Lines that contain the string "şeyi" are to be copied; leave out all others.

####

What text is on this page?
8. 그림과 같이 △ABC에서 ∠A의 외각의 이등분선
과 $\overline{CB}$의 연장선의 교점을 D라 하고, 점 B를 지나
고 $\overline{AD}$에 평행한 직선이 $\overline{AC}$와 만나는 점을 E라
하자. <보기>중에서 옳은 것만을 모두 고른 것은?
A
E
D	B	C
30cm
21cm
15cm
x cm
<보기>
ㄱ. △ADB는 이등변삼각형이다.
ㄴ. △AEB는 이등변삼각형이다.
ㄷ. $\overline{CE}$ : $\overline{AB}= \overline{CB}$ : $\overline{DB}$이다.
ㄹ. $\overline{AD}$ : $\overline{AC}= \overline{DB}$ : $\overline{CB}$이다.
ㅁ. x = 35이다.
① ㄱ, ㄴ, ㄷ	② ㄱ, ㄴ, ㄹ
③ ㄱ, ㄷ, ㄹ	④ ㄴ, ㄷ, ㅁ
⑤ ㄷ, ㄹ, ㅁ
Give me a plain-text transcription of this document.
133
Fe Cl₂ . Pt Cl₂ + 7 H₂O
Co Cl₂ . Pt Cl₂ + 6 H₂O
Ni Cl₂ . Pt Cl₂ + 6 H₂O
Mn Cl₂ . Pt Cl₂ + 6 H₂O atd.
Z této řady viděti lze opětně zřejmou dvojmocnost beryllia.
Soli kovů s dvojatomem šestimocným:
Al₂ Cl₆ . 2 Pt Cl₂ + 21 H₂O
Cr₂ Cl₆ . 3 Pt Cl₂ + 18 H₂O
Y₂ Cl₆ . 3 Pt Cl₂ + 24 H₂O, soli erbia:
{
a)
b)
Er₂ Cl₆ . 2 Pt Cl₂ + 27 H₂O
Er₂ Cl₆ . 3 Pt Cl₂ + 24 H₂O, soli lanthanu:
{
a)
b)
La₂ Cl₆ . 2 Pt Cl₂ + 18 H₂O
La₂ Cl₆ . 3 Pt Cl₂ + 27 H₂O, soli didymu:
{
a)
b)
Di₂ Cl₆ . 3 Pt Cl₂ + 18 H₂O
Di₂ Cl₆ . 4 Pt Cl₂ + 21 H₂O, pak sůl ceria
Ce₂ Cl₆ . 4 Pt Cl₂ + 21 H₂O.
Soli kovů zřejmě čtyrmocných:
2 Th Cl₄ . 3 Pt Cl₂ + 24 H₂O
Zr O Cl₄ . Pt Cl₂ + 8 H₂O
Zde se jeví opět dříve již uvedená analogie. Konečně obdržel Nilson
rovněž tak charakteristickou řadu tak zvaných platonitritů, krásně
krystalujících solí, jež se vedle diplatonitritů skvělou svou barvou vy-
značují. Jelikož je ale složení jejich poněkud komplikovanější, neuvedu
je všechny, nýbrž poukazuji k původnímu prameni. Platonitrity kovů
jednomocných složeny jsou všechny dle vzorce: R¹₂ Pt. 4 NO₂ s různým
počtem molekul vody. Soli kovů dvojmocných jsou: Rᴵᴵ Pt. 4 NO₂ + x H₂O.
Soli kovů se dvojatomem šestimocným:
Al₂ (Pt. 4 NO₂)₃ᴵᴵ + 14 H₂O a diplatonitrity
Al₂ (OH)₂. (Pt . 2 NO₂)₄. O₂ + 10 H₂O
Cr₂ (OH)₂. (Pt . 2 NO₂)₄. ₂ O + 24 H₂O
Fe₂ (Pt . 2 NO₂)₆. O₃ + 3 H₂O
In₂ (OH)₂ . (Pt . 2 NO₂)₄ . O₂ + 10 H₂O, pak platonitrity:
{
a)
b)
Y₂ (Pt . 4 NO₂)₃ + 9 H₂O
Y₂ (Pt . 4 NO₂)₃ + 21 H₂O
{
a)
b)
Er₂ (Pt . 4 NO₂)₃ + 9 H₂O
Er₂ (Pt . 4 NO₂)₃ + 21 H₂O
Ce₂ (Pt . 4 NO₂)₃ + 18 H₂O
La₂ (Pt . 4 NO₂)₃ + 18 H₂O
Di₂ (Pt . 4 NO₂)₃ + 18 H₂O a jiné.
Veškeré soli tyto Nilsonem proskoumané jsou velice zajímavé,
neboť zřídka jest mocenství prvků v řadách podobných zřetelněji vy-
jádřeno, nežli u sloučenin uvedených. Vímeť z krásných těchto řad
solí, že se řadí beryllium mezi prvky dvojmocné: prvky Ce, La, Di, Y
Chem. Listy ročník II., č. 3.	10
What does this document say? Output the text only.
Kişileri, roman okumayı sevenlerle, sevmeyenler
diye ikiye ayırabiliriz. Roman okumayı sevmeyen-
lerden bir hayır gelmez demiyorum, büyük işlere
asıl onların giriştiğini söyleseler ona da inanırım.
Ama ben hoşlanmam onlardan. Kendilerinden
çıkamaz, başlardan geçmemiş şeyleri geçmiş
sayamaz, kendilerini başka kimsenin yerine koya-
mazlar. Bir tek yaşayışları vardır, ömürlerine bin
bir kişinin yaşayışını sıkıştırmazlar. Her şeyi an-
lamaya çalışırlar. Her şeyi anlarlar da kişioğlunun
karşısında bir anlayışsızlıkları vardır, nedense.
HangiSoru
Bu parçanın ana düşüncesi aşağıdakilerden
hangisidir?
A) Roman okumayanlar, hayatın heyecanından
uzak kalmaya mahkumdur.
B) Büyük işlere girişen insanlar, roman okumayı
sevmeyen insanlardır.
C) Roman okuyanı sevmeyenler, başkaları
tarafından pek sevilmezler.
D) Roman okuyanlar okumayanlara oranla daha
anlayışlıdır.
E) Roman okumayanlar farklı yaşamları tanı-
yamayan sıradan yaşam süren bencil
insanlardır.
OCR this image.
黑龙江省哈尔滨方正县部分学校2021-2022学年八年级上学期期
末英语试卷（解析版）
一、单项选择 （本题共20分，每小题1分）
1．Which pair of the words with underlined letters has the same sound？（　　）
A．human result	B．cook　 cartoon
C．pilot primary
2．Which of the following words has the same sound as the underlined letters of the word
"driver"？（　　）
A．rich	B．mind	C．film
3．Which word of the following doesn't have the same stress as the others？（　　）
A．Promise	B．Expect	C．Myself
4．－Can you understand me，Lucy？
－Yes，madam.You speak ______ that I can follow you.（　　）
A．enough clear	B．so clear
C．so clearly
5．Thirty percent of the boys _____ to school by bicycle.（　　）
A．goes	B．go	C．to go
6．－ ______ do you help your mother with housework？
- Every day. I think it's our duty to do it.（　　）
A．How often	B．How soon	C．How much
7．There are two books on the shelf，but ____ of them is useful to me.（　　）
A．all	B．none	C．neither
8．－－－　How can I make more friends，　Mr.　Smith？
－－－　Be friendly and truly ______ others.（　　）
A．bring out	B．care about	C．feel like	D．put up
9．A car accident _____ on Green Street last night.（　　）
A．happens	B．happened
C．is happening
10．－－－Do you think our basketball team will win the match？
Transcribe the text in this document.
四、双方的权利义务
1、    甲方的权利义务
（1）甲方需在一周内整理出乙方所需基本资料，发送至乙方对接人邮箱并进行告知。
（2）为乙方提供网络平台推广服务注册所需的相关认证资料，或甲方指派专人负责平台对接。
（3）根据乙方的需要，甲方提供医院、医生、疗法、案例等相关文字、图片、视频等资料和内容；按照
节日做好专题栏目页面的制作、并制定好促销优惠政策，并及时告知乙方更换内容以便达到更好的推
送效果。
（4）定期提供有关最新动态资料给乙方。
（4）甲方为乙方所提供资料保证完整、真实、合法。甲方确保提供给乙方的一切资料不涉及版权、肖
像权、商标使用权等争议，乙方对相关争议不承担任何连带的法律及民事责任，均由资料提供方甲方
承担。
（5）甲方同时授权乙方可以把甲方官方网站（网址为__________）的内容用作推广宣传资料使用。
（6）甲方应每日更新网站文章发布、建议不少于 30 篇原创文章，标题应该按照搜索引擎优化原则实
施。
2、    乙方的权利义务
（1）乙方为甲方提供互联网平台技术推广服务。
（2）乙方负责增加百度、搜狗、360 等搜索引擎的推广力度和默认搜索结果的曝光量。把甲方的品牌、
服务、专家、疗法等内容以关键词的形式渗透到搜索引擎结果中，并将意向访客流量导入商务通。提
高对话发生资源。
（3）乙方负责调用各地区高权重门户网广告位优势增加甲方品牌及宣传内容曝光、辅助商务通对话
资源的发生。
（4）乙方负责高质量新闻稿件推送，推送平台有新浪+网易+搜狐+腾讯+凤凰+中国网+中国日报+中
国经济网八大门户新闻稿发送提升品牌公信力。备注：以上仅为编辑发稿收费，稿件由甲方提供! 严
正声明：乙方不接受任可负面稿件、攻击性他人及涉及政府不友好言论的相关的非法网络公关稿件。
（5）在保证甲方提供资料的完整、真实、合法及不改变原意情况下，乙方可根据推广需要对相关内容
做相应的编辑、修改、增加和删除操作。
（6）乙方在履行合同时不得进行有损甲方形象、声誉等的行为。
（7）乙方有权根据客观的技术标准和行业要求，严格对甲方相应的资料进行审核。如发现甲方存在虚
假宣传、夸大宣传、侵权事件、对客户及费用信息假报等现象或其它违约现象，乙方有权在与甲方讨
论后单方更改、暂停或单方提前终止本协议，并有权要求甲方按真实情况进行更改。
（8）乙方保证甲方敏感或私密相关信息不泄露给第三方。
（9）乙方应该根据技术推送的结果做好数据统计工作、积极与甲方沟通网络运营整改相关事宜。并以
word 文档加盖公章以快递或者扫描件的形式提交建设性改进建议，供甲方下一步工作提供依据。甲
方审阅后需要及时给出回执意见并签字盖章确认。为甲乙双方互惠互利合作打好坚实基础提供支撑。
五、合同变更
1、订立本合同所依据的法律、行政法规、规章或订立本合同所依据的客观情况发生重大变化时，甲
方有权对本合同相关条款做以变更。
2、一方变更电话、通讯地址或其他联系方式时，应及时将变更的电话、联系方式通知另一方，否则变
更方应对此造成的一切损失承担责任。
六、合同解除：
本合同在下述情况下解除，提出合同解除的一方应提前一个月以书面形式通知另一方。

####

### [Reply to the exercise]
bir kişinin yaşayışını sıkıştırmazlar. Her şeyi an-
lamaya çalışırlar. Her şeyi anlarlar da kişioğlunun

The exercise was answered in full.